錣（shi-ko-ro) 60 Stars Astrology  Season Holiday Extra 8 of 3

Combinations of Numbers for Measuring Something part 7

" Memories of the Journey with Fermat Numbers "

   

1. Well, I've been quietly continuing my journey with Fermat numbers until today, and something got me thinking.......


it's about that so-called "ABC Conjecture".  


Of course, Tanu-chan, is a liberal arts student and a complete amateur!

🌟　 🌟　 🌟

The "ABC Conjecture" states that  for mutually prime natural numbers (a, b, c) that satisfy  "a + b = c",  

when we define "d" = rad ( abc ) ......that is, when we define "d" as the combination of prime factors (without repetition) obtained by prime factorizing "a", "b", and "c" 

then,  c < d^(1+ε) ..... Probably c < d²

This is that conjecture, maybe!


For example, 

If a and b are 5 and 7,  then "c" = a + b = 12.

abc = 5 × 7 × 12 = 2² × 3 × 5 × 7 

So "d" = rad (abc) = 2 × 3 × 5 × 7 = 210.

"d" is clearly larger than "c"; this is the usual case.

....However, occasionally "d" is slightly smaller than "c".  

For example, if a and b are 1 and 8, then "c" is 9.  
abc = 1 × 8 × 9 = 1 × 2³ × 3²,  so  "d" = rad (abc) =2 × 3 = 6.  
......In this case, "d" < "c".




Also, for example, if we calculate with different numbers:
If a and b are 11 and 13, then "c" is 24.

abc = 11 × 13 × 24 = 2³ × 3 × 11 × 13,  so "d" = rad(abc) = 2 × 3 × 11 × 13 = 858.

....Clearly, "d" is larger than "c".


【While there are cases where "c" is larger than "d", they are very few.
And no matter how large "c" is, it remains within "c" < "d²".】

This is the "ABC Conjecture".
......Well, probably.....It's probably something like this.



2. A Japanese professor researching this presented the idea to the academic community that the "ABC Conjecture" requires separating addition and multiplication. 

This has caused major confusion worldwide.


Now, returning to Fermat numbers,

F(n) = 2^{2^n} + 1.

Considering what “power” means here, we see there are different types of powers.

Type A exponentiation is like this: a ⇒ a² ⇒ a³ ⇒ a⁴
This type increases in a summation-like manner.


Type B exponentiation is like this: a ⇒ a² ⇒ (a²)² ⇒ ((a²)²)²
This type multiplies the larger number again and again, making it grow bigger and bigger. It's the multiplication type.

* * * * * * *

Brief 1: From the post on the ABC Conjecture, extract everything from "This has caused" down to "a summation-like manner.".
The rows below have no connection to the post on the ABC Conjecture.

* * * * * * *

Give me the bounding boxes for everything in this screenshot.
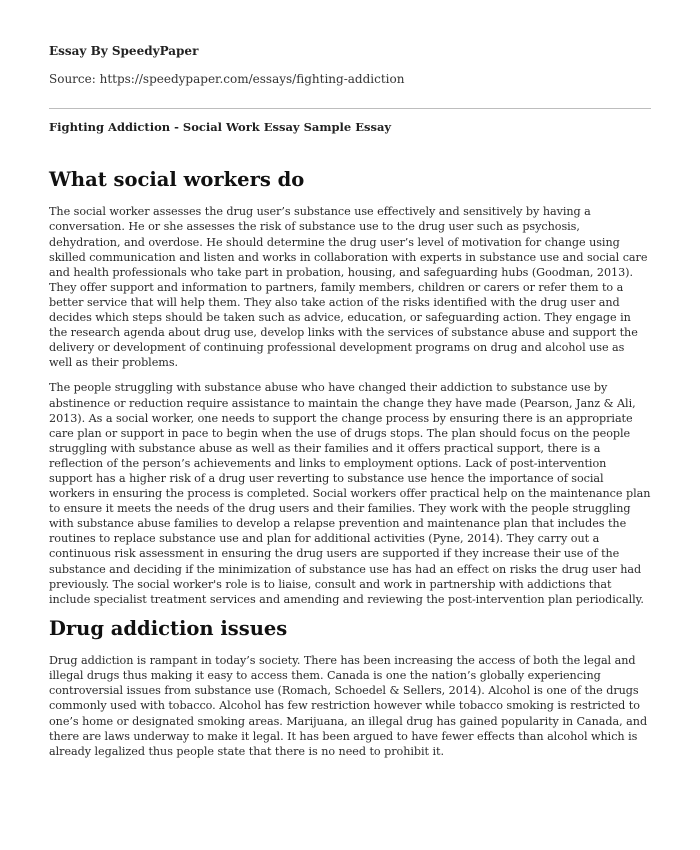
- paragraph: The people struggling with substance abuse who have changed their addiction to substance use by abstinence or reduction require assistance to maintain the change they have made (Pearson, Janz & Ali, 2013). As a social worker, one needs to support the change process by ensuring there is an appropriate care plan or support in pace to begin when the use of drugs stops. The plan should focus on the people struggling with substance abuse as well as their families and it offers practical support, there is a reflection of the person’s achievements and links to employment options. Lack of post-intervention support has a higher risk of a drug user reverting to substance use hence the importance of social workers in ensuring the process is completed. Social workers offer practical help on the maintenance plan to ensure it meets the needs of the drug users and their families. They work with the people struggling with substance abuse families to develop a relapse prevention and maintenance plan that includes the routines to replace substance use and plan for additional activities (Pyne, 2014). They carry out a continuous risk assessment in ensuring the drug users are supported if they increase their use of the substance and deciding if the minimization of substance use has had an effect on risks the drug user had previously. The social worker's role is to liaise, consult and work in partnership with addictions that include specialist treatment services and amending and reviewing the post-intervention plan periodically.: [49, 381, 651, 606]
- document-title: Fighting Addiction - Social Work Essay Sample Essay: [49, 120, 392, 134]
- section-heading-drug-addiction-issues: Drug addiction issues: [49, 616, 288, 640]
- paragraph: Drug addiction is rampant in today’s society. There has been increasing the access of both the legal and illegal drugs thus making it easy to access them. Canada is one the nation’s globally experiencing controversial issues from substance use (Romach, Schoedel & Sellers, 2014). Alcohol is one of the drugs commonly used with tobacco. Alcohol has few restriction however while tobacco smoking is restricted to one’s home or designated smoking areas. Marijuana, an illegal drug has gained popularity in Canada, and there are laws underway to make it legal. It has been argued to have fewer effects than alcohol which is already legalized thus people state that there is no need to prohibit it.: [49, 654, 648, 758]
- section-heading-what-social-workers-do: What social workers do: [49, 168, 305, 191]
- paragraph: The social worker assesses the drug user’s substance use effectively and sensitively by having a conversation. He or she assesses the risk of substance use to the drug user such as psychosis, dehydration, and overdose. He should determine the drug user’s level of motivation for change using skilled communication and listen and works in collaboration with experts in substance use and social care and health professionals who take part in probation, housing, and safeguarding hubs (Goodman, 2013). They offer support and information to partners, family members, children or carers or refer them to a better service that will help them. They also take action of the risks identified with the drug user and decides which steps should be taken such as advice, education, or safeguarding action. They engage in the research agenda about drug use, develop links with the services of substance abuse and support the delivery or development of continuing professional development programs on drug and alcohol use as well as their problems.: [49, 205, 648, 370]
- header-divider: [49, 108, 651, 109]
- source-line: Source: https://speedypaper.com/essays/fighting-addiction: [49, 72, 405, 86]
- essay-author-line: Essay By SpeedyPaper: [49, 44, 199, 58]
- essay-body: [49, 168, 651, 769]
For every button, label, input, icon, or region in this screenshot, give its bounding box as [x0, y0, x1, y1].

* * * * * * *

Brief 2: Filter the rows and keep each line that contains the word "this", with case counting.

Exercise solution 1:
This has caused major confusion worldwide.


Now, returning to Fermat numbers,

F(n) = 2^{2^n} + 1.

Considering what “power” means here, we see there are different types of powers.

Type A exponentiation is like this: a ⇒ a² ⇒ a³ ⇒ a⁴
This type increases in a summation-like manner.

Exercise solution 2:
Give me the bounding boxes for everything in this screenshot.
For every button, label, input, icon, or region in this screenshot, give its bounding box as [x0, y0, x1, y1].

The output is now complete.